[Directive]: Take from the listing each line that has the string "this".

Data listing
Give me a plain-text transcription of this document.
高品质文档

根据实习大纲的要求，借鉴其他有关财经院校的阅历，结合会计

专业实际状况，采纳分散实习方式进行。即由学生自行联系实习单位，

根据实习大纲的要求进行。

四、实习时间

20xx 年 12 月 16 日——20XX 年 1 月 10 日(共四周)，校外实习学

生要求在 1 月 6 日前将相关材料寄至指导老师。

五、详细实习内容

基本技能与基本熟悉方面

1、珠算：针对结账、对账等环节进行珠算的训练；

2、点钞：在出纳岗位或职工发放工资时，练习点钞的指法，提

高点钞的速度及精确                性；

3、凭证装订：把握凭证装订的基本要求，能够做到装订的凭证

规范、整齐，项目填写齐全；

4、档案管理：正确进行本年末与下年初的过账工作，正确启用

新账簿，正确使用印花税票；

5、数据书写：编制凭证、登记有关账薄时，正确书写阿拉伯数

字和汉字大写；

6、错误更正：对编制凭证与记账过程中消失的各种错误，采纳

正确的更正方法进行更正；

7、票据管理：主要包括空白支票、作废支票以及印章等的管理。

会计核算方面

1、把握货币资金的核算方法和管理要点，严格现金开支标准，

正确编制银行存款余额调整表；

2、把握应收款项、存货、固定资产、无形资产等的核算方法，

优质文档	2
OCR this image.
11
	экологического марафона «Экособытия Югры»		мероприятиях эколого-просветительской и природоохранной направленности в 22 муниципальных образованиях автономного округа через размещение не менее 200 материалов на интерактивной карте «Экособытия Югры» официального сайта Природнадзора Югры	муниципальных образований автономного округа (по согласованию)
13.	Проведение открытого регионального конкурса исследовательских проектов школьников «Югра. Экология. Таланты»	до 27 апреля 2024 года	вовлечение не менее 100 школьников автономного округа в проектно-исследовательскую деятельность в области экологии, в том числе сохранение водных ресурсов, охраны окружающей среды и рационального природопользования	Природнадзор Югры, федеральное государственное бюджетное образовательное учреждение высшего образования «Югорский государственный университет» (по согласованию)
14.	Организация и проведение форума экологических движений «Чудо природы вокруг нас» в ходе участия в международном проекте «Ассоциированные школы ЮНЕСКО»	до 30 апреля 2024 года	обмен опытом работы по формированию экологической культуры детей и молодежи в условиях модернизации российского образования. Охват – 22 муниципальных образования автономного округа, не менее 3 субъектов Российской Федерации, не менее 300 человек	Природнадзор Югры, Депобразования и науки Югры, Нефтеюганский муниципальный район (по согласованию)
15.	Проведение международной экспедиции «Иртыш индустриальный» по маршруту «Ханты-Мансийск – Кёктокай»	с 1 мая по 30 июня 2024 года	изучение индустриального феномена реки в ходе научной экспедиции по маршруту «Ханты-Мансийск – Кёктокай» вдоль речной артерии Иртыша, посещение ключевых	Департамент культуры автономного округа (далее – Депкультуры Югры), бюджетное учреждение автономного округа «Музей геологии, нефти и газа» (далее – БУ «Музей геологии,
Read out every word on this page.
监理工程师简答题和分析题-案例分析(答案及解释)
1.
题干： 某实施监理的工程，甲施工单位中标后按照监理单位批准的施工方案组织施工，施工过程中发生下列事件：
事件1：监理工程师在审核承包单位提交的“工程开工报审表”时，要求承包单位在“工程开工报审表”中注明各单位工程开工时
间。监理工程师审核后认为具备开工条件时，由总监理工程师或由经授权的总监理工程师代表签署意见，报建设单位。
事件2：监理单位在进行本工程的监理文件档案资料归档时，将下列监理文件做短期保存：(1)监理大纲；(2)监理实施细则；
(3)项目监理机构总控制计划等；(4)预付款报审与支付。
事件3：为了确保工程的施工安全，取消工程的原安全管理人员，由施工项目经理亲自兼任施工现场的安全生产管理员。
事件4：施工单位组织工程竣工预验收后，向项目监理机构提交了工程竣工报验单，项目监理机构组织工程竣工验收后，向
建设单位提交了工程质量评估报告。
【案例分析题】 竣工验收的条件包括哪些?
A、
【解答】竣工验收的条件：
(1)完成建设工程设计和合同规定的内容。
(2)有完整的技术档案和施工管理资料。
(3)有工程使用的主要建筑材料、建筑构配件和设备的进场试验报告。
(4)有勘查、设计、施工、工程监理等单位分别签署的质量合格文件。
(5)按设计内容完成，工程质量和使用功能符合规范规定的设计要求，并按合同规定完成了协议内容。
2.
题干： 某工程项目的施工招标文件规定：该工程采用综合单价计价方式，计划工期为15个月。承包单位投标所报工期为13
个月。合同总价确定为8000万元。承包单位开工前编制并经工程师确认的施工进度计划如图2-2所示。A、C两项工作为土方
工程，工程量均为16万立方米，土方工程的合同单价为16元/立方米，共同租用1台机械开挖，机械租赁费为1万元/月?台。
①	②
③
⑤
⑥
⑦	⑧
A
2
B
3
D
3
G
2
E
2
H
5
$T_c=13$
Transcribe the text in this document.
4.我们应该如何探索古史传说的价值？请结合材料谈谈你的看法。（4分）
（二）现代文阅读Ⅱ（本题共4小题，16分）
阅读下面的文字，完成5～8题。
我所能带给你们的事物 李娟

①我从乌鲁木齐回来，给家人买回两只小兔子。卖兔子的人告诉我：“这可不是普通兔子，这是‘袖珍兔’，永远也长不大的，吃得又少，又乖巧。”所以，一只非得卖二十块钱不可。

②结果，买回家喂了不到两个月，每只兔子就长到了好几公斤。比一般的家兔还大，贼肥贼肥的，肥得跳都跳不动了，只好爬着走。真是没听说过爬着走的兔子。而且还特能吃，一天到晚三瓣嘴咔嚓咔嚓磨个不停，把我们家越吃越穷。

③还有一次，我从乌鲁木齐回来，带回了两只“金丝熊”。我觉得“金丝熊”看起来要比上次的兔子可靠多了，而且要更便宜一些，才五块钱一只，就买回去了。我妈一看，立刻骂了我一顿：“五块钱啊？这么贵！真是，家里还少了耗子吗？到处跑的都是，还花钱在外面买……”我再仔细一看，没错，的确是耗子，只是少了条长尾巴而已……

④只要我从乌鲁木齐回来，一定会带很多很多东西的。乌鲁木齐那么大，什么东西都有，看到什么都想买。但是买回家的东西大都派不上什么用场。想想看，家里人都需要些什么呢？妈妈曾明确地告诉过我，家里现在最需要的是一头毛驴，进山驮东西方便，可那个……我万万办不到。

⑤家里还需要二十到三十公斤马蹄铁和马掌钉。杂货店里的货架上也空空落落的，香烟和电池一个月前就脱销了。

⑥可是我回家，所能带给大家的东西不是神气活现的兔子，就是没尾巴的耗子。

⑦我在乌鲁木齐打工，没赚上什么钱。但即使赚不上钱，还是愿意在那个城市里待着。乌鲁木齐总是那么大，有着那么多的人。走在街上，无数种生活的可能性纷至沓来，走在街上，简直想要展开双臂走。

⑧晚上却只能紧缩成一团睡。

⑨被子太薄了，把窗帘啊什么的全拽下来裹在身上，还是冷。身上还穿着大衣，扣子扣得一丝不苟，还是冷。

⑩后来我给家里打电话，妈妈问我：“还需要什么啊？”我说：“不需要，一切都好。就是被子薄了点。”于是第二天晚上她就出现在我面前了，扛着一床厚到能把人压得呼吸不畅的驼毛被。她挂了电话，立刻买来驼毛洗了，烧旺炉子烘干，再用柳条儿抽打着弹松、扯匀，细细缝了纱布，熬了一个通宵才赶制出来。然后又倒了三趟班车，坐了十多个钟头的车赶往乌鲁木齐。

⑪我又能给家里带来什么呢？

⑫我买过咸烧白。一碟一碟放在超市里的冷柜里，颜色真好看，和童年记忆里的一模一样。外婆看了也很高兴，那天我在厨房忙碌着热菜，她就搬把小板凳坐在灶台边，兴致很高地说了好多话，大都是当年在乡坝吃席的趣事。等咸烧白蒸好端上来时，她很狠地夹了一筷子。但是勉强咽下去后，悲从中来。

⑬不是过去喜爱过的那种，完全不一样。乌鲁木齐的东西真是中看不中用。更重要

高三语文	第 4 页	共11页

[Final result]:
Give me a plain-text transcription of this document.
OCR this image.
Read out every word on this page.
Transcribe the text in this document.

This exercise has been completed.